■ Selected text ■
6. The FIVE STAR invoked arbitration under the Contract and filed a petition under Section 11 of the Act, 1996 which led to the appointment of the Arbitrator vide letter dated 27.05.2016.
7. FIVE STAR raised the following claims :
(a) Rs.29,60,446 towards expenditure incurred on the work done till 14.01.2013;
(b) Past, Pendente Lite and Future Interest; and
(c) Cost of Arbitration and Litigation
8. ORCHID while refuting the assertions of FIVE STAR and filed its own Counter-Claim qua :
(a) Rs. 11,51.,370/- including 18 % interest as the mobilization advance payable by the Respondent;
(b) Rs.38,01,400/- as liquidated damages as per Clause 1.17 of the Contract Agreement.;
(c) Rs.80,36,607 /- as per Clause 1.19 of the Contract Agreement.
(d) Costs of arbitration etc.
(e) Rs. 10 lacs for inconvenience caused to it.
(f) Rs.3,20,000/- cost of employee retention during the extended period.
(g) On all the claimed amounts, the interest pendentiite and post award @18% P.A.
(h) Costs and expenses amounting to Rs.IO lacs incurred towards payment made to the Center, legal and manpower, costs.
9. The learned Arbitrator on the basis of evidence of both the parties, came to the conclusion that there was no merit in the Counter-Claim of ORCHID. However, the claim of FIVE STAR was partly allowed and was awarded a sum of Rs.4,33,877/- along with interest @ 12% per annum vide the impugned Award dated 10.09.2018.
10. Aggrieved, ORCHID filed the petition under Section 34 of the Act, 1996 challenging the partial claim awarded to FIVE STAR. It, however, did not seriously contest the dismissal of its Counter-Claim in the said petition.
11. The learned Single Judge considered the rival contentions in detail and observed that the entire premise for grant of Rs.4,33,877/- to the FIVE STAR was the apparent admission of ORCHID in its pleadings. However, it was held that the perusal of entire pleadings failed to disclose any admission of ORCHID. It was further observed that while the learned Arbitrator had come to the conclusion that FIVE STAR had not been able to prove its claim for Rs.29,60,446/- (which included the sum of Rs.4,33,877/-), it still granted the sum of Rs.4,33,877/- which FIVE STAR had claimed by way of interim relief and was included in the main claim. Once the main claim itself was held to be not tenable, the sum of Rs.4,33,877/- (which was by way of interim relief) was also not tenable. Therefore, the petition under Section 34 of the Act was allowed and the Award partly granting the claim to FIVE STAR, was set aside.
12. Aggrieved by the Order dated 19.07.2022 of the learned Single Judge allowing the petition under Section 34 of the Act, FIVE STAR has filed the present appeal under Section 37 of the Act.

■ Brief A ■
In the arbitration excerpt, update the stretch from "(e) Rs. 10 lacs" through "and manpower, costs.", replacing "employee retention" with "staff retention".
■ Brief B ■
According to the arbitration excerpt, what sum and interest rate did the Arbitrator award to FIVE STAR?
■ Brief C ■
Summarize the arbitration excerpt in two sentences.

■ Dataset content ■

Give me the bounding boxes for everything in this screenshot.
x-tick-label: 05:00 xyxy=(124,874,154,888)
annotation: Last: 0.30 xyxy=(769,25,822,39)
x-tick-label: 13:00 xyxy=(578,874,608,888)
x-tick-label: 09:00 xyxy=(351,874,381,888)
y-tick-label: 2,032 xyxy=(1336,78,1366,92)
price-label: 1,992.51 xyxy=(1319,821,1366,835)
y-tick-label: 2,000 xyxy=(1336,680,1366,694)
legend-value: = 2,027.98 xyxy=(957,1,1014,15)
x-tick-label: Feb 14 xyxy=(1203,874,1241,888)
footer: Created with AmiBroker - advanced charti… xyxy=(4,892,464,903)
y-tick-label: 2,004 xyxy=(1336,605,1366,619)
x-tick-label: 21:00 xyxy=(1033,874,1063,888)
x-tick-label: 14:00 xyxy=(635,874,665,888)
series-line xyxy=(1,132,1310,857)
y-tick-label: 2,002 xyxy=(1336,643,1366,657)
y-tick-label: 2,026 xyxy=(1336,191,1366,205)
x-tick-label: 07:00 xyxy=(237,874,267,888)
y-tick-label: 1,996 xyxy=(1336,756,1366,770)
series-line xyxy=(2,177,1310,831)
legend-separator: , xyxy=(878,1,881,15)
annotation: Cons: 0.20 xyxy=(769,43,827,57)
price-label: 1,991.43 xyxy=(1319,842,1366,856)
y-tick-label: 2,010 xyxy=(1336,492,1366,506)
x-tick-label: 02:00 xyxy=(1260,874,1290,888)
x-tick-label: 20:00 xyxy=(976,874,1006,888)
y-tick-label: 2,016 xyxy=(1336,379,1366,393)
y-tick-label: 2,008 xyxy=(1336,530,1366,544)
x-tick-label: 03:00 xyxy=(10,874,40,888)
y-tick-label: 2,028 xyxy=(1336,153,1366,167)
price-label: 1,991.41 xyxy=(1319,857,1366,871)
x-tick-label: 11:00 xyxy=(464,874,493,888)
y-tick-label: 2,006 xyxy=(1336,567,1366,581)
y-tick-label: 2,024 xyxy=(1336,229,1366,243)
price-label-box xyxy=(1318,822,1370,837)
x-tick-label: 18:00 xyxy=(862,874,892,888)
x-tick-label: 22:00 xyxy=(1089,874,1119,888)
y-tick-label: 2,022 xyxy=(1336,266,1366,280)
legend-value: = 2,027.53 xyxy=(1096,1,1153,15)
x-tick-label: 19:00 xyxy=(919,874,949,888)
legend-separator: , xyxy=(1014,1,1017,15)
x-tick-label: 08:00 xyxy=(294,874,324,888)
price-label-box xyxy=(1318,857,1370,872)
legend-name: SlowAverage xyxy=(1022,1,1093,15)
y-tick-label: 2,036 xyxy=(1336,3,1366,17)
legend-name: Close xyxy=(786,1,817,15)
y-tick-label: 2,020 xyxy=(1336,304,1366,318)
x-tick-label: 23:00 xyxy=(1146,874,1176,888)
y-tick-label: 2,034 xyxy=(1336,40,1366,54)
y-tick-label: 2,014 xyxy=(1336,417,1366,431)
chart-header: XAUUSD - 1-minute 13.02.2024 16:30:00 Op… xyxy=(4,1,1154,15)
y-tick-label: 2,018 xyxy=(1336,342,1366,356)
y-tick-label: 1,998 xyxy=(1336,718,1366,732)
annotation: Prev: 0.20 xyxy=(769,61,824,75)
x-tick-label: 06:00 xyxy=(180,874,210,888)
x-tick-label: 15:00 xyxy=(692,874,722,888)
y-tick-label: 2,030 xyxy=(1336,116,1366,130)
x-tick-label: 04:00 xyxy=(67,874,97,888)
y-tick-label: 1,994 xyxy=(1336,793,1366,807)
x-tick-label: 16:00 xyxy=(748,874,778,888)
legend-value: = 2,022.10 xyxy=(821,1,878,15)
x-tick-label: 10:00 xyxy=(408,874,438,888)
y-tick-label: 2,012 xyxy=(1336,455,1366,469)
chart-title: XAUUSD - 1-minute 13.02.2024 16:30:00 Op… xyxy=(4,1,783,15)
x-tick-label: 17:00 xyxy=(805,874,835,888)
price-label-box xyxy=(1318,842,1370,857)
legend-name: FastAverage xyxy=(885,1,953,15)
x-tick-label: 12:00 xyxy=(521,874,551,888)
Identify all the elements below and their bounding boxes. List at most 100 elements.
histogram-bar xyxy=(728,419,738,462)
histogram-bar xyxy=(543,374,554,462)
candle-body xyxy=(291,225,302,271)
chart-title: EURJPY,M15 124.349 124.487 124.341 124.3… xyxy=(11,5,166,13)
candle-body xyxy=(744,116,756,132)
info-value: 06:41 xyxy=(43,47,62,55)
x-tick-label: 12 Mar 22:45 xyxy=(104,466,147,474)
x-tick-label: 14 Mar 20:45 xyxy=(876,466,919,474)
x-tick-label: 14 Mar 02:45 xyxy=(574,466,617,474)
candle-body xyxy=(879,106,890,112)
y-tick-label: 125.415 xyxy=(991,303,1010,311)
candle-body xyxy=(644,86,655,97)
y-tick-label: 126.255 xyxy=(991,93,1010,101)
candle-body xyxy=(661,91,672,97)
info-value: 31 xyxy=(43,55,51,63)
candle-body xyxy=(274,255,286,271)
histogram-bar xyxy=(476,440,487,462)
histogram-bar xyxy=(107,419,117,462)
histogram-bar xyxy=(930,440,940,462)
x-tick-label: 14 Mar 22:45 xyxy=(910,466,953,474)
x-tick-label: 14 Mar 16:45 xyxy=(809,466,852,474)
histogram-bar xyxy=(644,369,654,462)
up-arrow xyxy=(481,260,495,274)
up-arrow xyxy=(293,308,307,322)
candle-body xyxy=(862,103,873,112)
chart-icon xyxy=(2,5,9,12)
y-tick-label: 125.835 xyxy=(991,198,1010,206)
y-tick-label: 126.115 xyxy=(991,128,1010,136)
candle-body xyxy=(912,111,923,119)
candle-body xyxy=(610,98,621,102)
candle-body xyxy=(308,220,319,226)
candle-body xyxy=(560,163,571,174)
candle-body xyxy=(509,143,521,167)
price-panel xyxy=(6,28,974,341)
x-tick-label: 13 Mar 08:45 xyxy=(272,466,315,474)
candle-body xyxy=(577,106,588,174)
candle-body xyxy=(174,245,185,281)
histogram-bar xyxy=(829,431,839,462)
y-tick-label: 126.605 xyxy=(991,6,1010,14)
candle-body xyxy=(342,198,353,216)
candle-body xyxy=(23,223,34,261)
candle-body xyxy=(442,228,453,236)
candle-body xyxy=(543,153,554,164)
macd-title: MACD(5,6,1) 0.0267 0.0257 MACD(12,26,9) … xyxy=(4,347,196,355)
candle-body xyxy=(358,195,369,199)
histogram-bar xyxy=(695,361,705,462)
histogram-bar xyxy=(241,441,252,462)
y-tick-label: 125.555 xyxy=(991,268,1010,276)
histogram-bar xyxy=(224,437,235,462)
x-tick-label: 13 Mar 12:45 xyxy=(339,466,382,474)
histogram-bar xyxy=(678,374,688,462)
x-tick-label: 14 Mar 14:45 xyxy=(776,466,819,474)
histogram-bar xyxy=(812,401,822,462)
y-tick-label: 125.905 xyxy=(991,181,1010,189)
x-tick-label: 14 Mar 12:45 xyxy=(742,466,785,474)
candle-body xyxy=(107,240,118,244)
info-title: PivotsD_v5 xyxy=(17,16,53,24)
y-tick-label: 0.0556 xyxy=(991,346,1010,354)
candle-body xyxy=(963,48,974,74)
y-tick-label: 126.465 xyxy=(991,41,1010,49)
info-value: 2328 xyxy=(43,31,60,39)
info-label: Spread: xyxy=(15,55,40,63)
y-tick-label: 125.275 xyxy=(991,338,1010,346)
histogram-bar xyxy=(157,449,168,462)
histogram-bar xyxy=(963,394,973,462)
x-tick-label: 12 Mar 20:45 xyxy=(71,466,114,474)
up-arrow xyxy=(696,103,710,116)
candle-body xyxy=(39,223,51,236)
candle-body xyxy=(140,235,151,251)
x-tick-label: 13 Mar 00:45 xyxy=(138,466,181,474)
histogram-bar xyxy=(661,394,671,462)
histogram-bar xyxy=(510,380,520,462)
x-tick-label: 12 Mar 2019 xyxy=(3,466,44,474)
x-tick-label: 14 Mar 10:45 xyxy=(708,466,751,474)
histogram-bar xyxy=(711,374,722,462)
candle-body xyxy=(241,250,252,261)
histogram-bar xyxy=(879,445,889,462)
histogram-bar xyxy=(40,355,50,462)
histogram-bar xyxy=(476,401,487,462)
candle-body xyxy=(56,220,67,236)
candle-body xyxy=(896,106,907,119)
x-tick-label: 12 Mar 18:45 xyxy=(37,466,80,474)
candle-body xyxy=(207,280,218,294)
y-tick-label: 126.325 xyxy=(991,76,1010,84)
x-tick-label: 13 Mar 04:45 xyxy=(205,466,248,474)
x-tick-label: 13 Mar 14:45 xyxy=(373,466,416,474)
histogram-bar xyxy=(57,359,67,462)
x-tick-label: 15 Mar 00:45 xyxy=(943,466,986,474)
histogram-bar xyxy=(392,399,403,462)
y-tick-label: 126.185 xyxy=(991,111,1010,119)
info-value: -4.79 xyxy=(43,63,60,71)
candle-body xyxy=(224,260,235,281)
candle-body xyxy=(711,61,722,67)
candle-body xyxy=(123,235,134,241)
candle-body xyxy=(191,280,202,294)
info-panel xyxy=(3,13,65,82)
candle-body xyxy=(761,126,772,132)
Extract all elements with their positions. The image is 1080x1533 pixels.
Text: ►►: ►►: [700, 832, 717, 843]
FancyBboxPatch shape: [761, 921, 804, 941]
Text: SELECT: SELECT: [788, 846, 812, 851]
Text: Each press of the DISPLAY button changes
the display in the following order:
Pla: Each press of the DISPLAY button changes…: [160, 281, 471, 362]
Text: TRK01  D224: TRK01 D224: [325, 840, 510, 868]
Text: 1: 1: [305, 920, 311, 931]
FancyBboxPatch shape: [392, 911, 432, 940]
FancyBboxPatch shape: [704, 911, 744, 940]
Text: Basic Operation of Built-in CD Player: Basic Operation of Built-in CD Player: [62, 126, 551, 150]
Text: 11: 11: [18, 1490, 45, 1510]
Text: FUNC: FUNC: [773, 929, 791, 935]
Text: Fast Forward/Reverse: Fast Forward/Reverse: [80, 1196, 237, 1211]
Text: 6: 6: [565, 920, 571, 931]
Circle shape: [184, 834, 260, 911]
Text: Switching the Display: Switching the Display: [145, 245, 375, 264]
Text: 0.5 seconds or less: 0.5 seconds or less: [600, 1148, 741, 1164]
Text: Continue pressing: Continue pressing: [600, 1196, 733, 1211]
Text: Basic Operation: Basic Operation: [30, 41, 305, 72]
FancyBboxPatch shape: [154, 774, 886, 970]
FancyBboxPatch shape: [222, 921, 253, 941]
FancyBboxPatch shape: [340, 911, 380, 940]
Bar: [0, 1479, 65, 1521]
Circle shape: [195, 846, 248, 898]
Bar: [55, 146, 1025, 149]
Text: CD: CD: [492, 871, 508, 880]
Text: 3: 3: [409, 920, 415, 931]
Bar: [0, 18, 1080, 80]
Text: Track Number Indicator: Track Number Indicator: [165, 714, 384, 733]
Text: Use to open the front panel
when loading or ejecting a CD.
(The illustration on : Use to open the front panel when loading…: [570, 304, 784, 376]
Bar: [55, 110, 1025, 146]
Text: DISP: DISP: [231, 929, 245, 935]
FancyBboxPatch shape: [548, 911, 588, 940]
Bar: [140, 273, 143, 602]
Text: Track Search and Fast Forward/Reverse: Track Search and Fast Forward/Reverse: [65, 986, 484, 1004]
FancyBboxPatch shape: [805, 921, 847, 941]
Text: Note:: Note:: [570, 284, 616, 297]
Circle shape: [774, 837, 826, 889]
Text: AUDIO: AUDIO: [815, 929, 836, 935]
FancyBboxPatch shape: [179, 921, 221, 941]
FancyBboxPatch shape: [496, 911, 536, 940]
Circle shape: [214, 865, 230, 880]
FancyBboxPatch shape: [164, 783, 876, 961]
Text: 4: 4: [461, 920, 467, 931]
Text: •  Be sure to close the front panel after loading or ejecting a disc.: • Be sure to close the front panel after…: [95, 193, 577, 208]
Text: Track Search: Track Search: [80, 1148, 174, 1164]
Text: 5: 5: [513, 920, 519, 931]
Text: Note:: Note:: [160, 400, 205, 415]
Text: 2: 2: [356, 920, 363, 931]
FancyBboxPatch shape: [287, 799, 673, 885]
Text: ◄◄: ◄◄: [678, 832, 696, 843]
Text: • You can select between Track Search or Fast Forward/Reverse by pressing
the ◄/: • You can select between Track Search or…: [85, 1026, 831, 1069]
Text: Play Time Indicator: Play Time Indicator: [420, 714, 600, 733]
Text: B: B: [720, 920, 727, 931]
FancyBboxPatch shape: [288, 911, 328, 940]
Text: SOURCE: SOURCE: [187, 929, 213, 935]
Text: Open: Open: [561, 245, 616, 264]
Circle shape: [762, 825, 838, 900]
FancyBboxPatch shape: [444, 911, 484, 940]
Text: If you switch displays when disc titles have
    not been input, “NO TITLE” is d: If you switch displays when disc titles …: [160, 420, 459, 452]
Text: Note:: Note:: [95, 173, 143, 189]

■ Problem solution A ■
(e) Rs. 10 lacs for inconvenience caused to it.
(f) Rs.3,20,000/- cost of staff retention during the extended period.
(g) On all the claimed amounts, the interest pendentiite and post award @18% P.A.
(h) Costs and expenses amounting to Rs.IO lacs incurred towards payment made to the Center, legal and manpower, costs.

■ Problem solution B ■
Rs.4,33,877/- with interest at 12% per annum.

■ Problem solution C ■
After FIVE STAR invoked arbitration, the Arbitrator rejected ORCHID's Counter-Claim but partly allowed FIVE STAR's claim, awarding Rs.4,33,877/- with 12% annual interest. On ORCHID's Section 34 petition, the Single Judge found no admission by ORCHID in the pleadings and held the sum untenable because the main claim had failed, setting aside that part of the Award, so FIVE STAR has now appealed under Section 37.